• Data to use
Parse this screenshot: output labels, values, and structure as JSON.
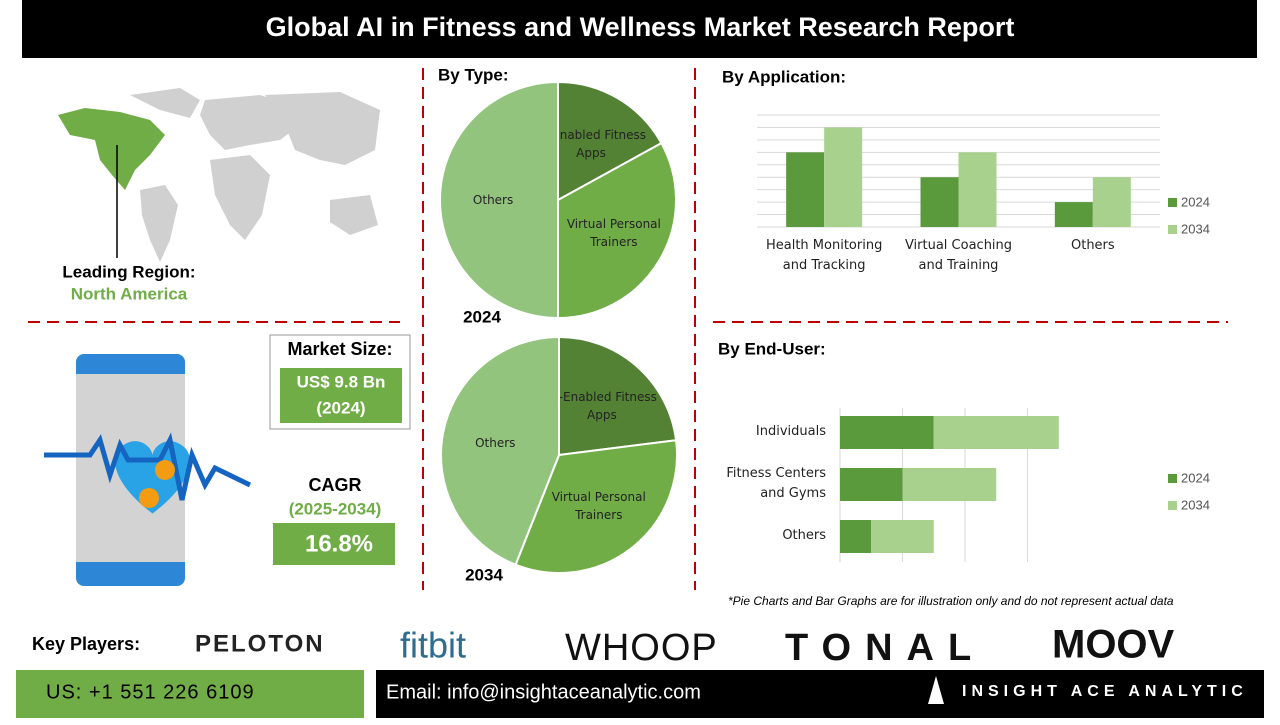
{
  "header": {
    "title": "Global AI in Fitness and Wellness Market Research Report"
  },
  "region": {
    "label": "Leading Region:",
    "value": "North America"
  },
  "market_size": {
    "label": "Market Size:",
    "value": "US$ 9.8 Bn",
    "year": "(2024)"
  },
  "cagr": {
    "label": "CAGR",
    "period": "(2025-2034)",
    "value": "16.8%"
  },
  "chart_data": [
    {
      "type": "pie",
      "title": "By Type:",
      "subtitle": "2024",
      "categories": [
        "AI-Enabled Fitness Apps",
        "Virtual Personal Trainers",
        "Others"
      ],
      "values": [
        17,
        33,
        50
      ],
      "colors": [
        "#548235",
        "#70ad47",
        "#93c47d"
      ]
    },
    {
      "type": "pie",
      "subtitle": "2034",
      "categories": [
        "AI-Enabled Fitness Apps",
        "Virtual Personal Trainers",
        "Others"
      ],
      "values": [
        23,
        33,
        44
      ],
      "colors": [
        "#548235",
        "#70ad47",
        "#93c47d"
      ]
    },
    {
      "type": "bar",
      "title": "By Application:",
      "categories": [
        "Health Monitoring and Tracking",
        "Virtual Coaching and Training",
        "Others"
      ],
      "series": [
        {
          "name": "2024",
          "color": "#5b9a3c",
          "values": [
            6,
            4,
            2
          ]
        },
        {
          "name": "2034",
          "color": "#a9d18e",
          "values": [
            8,
            6,
            4
          ]
        }
      ],
      "ylim": [
        0,
        9
      ],
      "yticks": [
        0,
        1,
        2,
        3,
        4,
        5,
        6,
        7,
        8,
        9
      ],
      "grid": true
    },
    {
      "type": "hbar-stacked",
      "title": "By End-User:",
      "categories": [
        "Individuals",
        "Fitness Centers and Gyms",
        "Others"
      ],
      "series": [
        {
          "name": "2024",
          "color": "#5b9a3c",
          "values": [
            1.5,
            1,
            0.5
          ]
        },
        {
          "name": "2034",
          "color": "#a9d18e",
          "values": [
            2,
            1.5,
            1
          ]
        }
      ],
      "xlim": [
        0,
        3.5
      ],
      "xticks": [
        0,
        1,
        2,
        3
      ],
      "grid": true
    }
  ],
  "note": "*Pie Charts and Bar Graphs are for illustration only and do not represent actual data",
  "key_players": {
    "label": "Key Players:",
    "logos": [
      "PELOTON",
      "fitbit",
      "WHOOP",
      "TONAL",
      "MOOV"
    ]
  },
  "footer": {
    "phone": "US: +1 551 226 6109",
    "email": "Email: info@insightaceanalytic.com",
    "brand": "INSIGHT ACE ANALYTIC"
  }
}
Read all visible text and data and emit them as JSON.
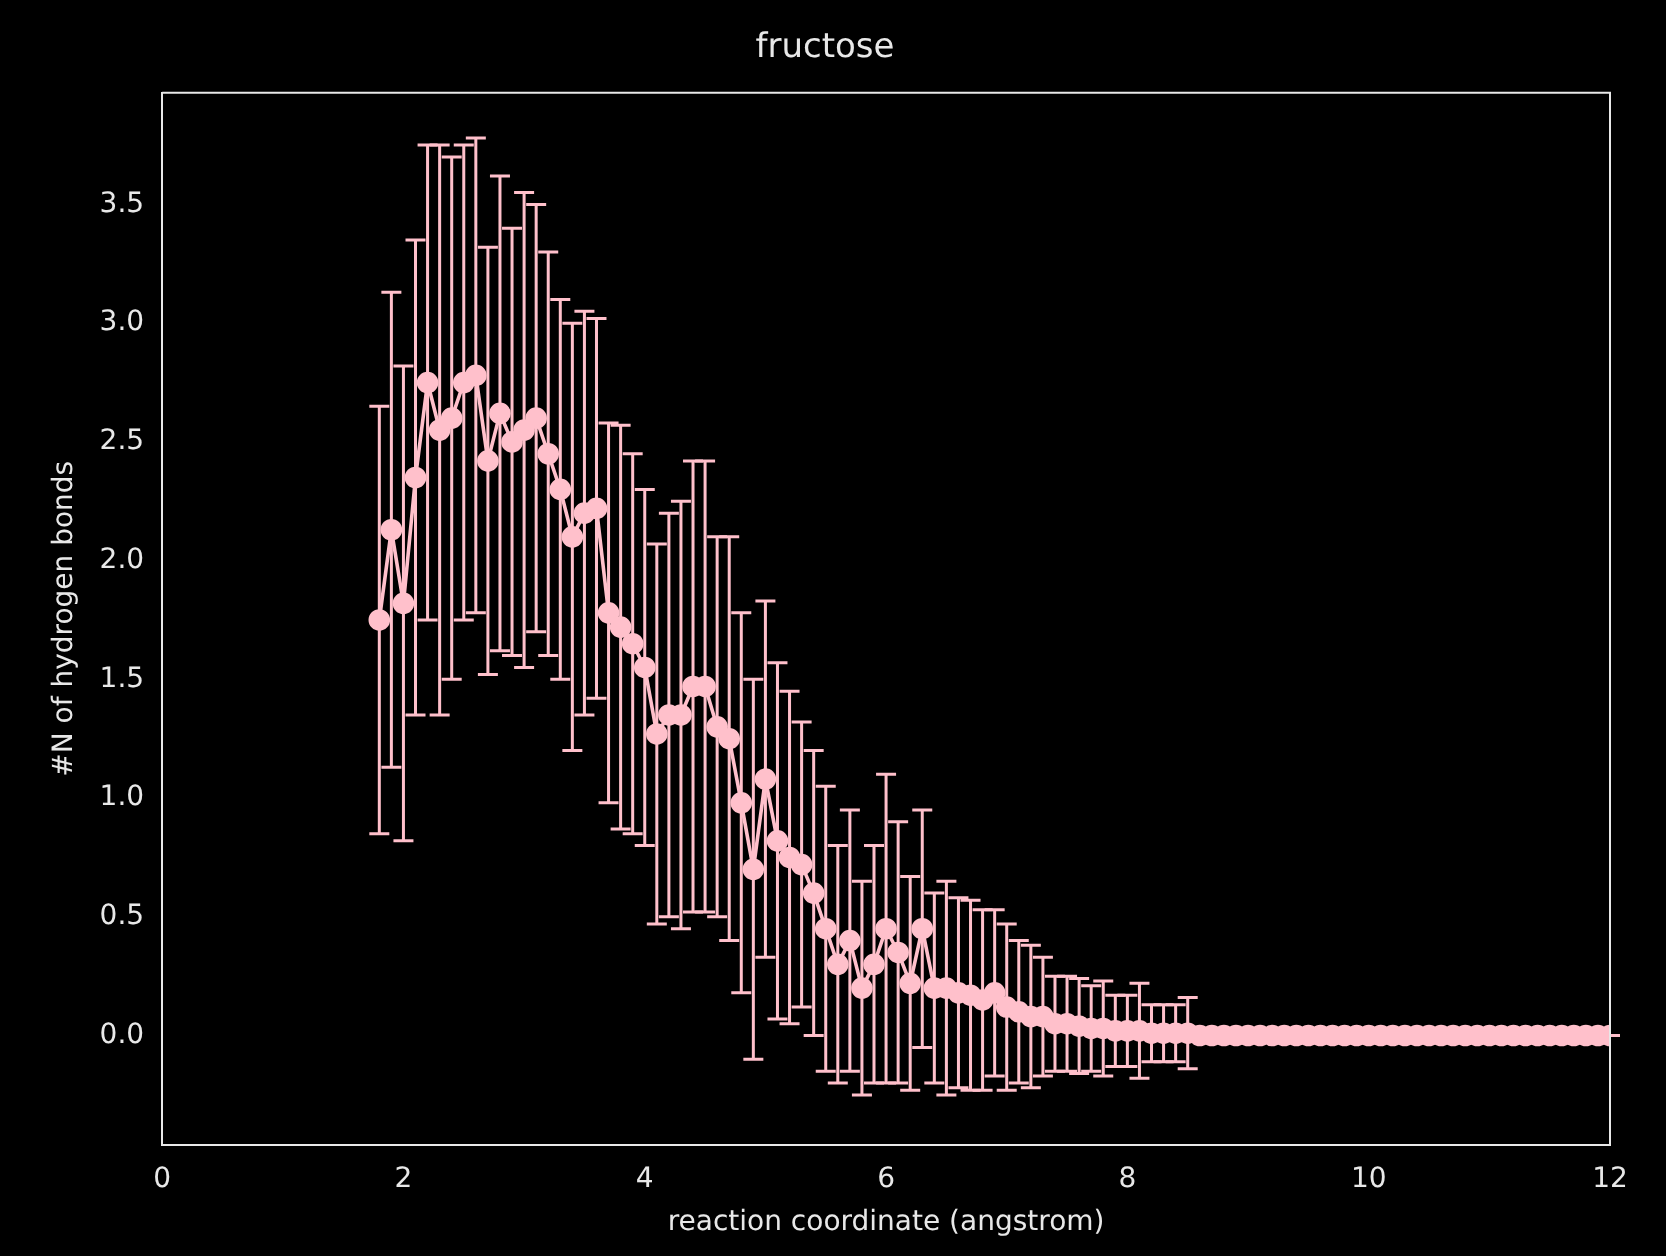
{
  "chart_data": {
    "type": "line",
    "title": "fructose",
    "xlabel": "reaction coordinate (angstrom)",
    "ylabel": "#N of hydrogen bonds",
    "x": [
      1.8,
      1.9,
      2.0,
      2.1,
      2.2,
      2.3,
      2.4,
      2.5,
      2.6,
      2.7,
      2.8,
      2.9,
      3.0,
      3.1,
      3.2,
      3.3,
      3.4,
      3.5,
      3.6,
      3.7,
      3.8,
      3.9,
      4.0,
      4.1,
      4.2,
      4.3,
      4.4,
      4.5,
      4.6,
      4.7,
      4.8,
      4.9,
      5.0,
      5.1,
      5.2,
      5.3,
      5.4,
      5.5,
      5.6,
      5.7,
      5.8,
      5.9,
      6.0,
      6.1,
      6.2,
      6.3,
      6.4,
      6.5,
      6.6,
      6.7,
      6.8,
      6.9,
      7.0,
      7.1,
      7.2,
      7.3,
      7.4,
      7.5,
      7.6,
      7.7,
      7.8,
      7.9,
      8.0,
      8.1,
      8.2,
      8.3,
      8.4,
      8.5,
      8.6,
      8.7,
      8.8,
      8.9,
      9.0,
      9.1,
      9.2,
      9.3,
      9.4,
      9.5,
      9.6,
      9.7,
      9.8,
      9.9,
      10.0,
      10.1,
      10.2,
      10.3,
      10.4,
      10.5,
      10.6,
      10.7,
      10.8,
      10.9,
      11.0,
      11.1,
      11.2,
      11.3,
      11.4,
      11.5,
      11.6,
      11.7,
      11.8,
      11.9,
      12.0
    ],
    "series": [
      {
        "color": "#ffc0cb",
        "values": [
          1.75,
          2.13,
          1.82,
          2.35,
          2.75,
          2.55,
          2.6,
          2.75,
          2.78,
          2.42,
          2.62,
          2.5,
          2.55,
          2.6,
          2.45,
          2.3,
          2.1,
          2.2,
          2.22,
          1.78,
          1.72,
          1.65,
          1.55,
          1.27,
          1.35,
          1.35,
          1.47,
          1.47,
          1.3,
          1.25,
          0.98,
          0.7,
          1.08,
          0.82,
          0.75,
          0.72,
          0.6,
          0.45,
          0.3,
          0.4,
          0.2,
          0.3,
          0.45,
          0.35,
          0.22,
          0.45,
          0.2,
          0.2,
          0.18,
          0.17,
          0.15,
          0.18,
          0.12,
          0.1,
          0.08,
          0.08,
          0.05,
          0.05,
          0.04,
          0.03,
          0.03,
          0.02,
          0.02,
          0.02,
          0.01,
          0.01,
          0.01,
          0.01,
          0,
          0,
          0,
          0,
          0,
          0,
          0,
          0,
          0,
          0,
          0,
          0,
          0,
          0,
          0,
          0,
          0,
          0,
          0,
          0,
          0,
          0,
          0,
          0,
          0,
          0,
          0,
          0,
          0,
          0,
          0,
          0,
          0,
          0,
          0
        ],
        "errors": [
          0.9,
          1.0,
          1.0,
          1.0,
          1.0,
          1.2,
          1.1,
          1.0,
          1.0,
          0.9,
          1.0,
          0.9,
          1.0,
          0.9,
          0.85,
          0.8,
          0.9,
          0.85,
          0.8,
          0.8,
          0.85,
          0.8,
          0.75,
          0.8,
          0.85,
          0.9,
          0.95,
          0.95,
          0.8,
          0.85,
          0.8,
          0.8,
          0.75,
          0.75,
          0.7,
          0.6,
          0.6,
          0.6,
          0.5,
          0.55,
          0.45,
          0.5,
          0.65,
          0.55,
          0.45,
          0.5,
          0.4,
          0.45,
          0.4,
          0.4,
          0.38,
          0.35,
          0.35,
          0.3,
          0.3,
          0.25,
          0.2,
          0.2,
          0.2,
          0.18,
          0.2,
          0.15,
          0.15,
          0.2,
          0.12,
          0.12,
          0.12,
          0.15,
          0,
          0,
          0,
          0,
          0,
          0,
          0,
          0,
          0,
          0,
          0,
          0,
          0,
          0,
          0,
          0,
          0,
          0,
          0,
          0,
          0,
          0,
          0,
          0,
          0,
          0,
          0,
          0,
          0,
          0,
          0,
          0,
          0,
          0,
          0
        ]
      }
    ],
    "xlim": [
      0,
      12
    ],
    "xticks": [
      0,
      2,
      4,
      6,
      8,
      10,
      12
    ],
    "ylim": [
      -0.46,
      3.97
    ],
    "yticks": [
      {
        "value": 0,
        "label": "0.0"
      },
      {
        "value": 0.5,
        "label": "0.5"
      },
      {
        "value": 1,
        "label": "1.0"
      },
      {
        "value": 1.5,
        "label": "1.5"
      },
      {
        "value": 2,
        "label": "2.0"
      },
      {
        "value": 2.5,
        "label": "2.5"
      },
      {
        "value": 3,
        "label": "3.0"
      },
      {
        "value": 3.5,
        "label": "3.5"
      }
    ],
    "marker": "circle",
    "line_style": "solid",
    "grid": false,
    "legend": false
  }
}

• Exercise instructions
Look through the records above and report how many lines hold the word "JSON", giving only the number.

• Answer to this exercise
2